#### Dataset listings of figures
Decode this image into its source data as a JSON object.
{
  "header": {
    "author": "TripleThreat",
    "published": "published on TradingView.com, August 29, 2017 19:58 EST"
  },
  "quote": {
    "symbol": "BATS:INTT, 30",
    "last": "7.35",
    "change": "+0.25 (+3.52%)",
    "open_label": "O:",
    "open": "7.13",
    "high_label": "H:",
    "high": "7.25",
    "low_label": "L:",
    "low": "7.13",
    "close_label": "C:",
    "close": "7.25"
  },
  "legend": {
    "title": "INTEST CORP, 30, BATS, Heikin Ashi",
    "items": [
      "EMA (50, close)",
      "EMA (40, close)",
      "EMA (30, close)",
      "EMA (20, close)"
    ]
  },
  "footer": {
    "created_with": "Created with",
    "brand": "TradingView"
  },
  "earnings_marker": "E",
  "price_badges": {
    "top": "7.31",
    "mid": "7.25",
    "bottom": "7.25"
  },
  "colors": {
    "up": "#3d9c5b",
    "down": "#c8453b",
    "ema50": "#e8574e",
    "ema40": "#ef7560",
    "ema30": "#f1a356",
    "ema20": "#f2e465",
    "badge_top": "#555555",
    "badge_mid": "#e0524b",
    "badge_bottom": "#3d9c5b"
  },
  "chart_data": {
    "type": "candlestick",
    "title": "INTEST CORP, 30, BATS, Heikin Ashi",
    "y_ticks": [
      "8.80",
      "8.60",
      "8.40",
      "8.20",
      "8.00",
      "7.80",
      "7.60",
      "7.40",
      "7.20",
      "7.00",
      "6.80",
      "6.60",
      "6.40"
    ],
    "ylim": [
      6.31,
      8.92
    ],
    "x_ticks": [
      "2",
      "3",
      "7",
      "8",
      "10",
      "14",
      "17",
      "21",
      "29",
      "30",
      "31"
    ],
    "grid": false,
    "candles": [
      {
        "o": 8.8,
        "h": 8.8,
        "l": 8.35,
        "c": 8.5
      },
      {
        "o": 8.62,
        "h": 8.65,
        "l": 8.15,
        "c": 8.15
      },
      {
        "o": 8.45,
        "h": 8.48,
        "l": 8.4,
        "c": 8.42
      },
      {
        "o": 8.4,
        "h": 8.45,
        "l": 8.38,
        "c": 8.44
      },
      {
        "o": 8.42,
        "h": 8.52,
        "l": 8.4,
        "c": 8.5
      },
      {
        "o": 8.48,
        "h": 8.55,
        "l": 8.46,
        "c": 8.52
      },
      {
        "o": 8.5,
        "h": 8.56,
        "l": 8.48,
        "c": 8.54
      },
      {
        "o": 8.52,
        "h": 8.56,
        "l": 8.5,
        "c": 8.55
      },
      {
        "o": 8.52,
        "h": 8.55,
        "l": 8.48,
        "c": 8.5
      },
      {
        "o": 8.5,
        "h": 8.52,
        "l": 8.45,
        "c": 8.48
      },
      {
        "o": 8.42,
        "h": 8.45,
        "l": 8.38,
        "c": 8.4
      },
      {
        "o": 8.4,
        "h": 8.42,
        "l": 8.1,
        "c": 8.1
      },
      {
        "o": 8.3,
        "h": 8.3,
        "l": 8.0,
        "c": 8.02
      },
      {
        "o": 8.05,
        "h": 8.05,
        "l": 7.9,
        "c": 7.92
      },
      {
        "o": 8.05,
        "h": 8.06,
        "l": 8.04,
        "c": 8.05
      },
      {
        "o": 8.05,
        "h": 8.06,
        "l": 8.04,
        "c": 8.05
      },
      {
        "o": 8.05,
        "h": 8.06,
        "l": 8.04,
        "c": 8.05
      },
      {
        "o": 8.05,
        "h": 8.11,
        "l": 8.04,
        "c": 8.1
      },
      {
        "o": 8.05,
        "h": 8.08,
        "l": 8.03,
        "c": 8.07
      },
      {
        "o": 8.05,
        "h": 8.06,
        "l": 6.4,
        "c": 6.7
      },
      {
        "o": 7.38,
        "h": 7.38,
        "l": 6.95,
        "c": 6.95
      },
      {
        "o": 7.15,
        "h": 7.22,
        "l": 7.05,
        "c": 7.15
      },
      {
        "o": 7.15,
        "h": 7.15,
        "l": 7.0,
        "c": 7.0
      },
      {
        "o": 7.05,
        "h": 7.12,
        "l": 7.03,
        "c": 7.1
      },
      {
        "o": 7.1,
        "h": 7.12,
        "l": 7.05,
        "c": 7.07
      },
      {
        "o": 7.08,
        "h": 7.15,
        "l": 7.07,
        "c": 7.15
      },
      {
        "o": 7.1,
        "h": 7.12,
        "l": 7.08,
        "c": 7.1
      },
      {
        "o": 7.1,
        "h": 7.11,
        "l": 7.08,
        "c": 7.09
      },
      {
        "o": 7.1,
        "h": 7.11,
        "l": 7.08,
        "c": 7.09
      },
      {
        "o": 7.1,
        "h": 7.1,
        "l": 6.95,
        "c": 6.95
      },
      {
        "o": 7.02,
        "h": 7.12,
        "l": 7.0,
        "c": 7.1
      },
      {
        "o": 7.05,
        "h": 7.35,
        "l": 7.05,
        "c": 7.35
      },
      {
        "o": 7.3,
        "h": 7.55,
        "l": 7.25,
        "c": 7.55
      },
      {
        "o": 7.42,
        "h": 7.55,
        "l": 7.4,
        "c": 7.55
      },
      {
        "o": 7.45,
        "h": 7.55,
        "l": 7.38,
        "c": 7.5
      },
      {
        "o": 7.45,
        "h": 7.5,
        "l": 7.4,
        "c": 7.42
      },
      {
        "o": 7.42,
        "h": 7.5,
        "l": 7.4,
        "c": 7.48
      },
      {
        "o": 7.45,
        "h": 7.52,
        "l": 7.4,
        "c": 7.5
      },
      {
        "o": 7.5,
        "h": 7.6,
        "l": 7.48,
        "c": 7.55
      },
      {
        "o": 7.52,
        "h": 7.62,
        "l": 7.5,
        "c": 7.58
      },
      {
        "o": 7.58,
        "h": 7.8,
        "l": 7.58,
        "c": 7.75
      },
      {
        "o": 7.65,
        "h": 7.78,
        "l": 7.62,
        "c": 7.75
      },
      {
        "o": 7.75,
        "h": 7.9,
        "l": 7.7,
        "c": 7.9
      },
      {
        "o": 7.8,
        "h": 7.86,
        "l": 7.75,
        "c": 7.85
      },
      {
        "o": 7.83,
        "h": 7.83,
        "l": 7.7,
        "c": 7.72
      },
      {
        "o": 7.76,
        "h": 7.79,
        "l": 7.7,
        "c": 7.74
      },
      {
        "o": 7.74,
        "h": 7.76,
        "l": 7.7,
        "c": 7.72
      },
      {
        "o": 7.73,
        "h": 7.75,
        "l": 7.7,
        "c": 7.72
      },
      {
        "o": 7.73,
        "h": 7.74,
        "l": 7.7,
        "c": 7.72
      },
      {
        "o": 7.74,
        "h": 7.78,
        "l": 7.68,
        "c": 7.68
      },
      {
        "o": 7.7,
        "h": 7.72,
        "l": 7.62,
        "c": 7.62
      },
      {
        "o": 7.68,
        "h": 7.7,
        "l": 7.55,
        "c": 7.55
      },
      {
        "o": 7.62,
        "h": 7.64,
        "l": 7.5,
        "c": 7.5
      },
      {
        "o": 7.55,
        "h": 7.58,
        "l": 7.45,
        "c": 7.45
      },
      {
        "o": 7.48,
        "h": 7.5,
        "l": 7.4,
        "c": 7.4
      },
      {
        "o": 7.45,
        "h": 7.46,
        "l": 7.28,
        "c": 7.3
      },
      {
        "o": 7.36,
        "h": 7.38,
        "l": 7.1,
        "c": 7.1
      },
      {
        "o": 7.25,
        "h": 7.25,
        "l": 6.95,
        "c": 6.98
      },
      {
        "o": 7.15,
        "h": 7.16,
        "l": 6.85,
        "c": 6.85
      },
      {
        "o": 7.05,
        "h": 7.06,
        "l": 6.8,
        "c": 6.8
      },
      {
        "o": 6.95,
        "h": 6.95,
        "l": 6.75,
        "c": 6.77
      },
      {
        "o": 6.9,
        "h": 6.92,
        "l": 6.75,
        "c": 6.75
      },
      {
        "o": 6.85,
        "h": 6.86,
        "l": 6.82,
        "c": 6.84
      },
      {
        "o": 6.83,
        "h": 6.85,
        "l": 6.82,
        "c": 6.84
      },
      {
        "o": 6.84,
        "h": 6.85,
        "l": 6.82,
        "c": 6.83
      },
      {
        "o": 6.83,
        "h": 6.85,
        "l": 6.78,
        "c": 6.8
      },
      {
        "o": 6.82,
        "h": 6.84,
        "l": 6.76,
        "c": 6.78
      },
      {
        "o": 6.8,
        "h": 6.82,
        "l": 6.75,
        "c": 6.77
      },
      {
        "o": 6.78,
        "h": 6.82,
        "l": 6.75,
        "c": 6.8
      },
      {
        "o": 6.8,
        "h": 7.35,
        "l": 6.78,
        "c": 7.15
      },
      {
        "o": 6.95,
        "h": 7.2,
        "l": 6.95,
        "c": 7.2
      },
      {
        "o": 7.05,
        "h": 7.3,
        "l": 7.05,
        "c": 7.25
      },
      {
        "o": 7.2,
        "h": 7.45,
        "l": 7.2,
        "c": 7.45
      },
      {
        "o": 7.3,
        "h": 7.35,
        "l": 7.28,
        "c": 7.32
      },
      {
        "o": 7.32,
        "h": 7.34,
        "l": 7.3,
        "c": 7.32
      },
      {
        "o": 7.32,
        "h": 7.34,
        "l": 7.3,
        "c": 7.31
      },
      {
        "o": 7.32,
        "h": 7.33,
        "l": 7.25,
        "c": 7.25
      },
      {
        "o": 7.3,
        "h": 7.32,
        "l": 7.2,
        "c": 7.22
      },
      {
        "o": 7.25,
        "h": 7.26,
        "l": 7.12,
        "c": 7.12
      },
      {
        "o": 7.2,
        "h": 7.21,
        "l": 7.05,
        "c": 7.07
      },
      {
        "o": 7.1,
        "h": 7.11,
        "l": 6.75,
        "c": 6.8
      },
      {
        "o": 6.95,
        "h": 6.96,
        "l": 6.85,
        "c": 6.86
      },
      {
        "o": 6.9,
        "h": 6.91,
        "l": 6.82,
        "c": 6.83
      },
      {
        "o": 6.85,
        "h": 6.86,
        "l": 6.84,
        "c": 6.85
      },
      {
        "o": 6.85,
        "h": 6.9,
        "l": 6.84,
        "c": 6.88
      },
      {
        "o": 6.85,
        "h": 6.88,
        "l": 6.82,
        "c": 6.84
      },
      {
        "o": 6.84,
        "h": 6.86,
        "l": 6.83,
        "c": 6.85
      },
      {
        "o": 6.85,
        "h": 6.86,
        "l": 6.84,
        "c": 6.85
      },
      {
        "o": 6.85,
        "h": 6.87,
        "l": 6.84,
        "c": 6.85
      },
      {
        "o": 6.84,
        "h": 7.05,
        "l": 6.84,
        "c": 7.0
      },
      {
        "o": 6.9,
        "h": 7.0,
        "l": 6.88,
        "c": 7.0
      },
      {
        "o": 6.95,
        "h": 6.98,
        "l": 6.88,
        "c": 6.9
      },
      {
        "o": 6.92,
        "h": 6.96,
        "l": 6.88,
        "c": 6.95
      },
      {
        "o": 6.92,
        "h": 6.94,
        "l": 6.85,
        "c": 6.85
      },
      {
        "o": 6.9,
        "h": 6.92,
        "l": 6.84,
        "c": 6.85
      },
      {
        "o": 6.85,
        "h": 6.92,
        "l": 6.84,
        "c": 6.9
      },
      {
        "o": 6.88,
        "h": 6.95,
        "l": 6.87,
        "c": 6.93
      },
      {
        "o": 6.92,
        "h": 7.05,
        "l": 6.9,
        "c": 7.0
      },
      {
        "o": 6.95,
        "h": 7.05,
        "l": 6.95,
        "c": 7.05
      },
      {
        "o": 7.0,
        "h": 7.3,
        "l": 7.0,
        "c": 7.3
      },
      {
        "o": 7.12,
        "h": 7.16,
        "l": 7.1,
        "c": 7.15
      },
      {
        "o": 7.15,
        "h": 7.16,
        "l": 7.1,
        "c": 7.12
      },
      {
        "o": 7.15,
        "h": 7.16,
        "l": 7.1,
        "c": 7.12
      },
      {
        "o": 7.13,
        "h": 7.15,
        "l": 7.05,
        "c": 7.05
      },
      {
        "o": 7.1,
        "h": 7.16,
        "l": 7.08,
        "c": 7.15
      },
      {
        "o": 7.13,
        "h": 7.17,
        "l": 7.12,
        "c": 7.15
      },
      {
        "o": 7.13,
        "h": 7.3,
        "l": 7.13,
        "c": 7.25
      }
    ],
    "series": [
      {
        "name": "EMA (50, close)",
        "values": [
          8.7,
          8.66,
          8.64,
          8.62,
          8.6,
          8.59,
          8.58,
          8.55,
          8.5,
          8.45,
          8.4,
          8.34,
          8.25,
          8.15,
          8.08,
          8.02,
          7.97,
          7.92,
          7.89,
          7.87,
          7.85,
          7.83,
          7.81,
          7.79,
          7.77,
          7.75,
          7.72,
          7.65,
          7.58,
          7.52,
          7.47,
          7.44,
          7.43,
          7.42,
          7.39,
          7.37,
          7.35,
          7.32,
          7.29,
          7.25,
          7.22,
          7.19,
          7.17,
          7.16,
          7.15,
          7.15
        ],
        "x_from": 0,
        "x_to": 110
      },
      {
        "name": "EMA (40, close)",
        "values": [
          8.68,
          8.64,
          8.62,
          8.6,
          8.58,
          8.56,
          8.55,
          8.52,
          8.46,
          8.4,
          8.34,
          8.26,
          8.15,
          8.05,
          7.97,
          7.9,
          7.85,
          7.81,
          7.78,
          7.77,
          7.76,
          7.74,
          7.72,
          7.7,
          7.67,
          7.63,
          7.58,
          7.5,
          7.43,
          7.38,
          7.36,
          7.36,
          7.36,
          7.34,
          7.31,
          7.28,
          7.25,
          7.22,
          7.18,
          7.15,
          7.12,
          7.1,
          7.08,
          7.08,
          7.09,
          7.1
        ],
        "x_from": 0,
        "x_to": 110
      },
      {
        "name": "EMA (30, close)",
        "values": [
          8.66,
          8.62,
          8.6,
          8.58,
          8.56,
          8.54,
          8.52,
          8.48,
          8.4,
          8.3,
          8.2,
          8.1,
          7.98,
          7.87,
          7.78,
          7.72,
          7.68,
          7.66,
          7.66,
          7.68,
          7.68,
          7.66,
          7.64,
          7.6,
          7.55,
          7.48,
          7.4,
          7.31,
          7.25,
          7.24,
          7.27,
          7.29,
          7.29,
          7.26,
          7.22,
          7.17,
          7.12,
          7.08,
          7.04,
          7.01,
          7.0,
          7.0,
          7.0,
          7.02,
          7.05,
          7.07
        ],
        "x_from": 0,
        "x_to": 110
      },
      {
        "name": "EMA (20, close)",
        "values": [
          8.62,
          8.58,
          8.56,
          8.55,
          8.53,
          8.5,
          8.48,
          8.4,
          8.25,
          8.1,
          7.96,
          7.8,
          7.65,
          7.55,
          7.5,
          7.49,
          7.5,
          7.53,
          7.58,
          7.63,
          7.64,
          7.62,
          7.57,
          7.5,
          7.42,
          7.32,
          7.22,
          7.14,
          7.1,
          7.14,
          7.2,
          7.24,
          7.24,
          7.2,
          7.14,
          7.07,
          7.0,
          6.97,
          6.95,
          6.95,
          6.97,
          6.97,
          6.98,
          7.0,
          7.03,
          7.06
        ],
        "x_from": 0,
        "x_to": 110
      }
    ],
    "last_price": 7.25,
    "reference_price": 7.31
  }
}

#### Problem to solve
Copy every line above in which the string "TradingView" shows up.

#### Answer to the problem
    "published": "published on TradingView.com, August 29, 2017 19:58 EST"
    "brand": "TradingView"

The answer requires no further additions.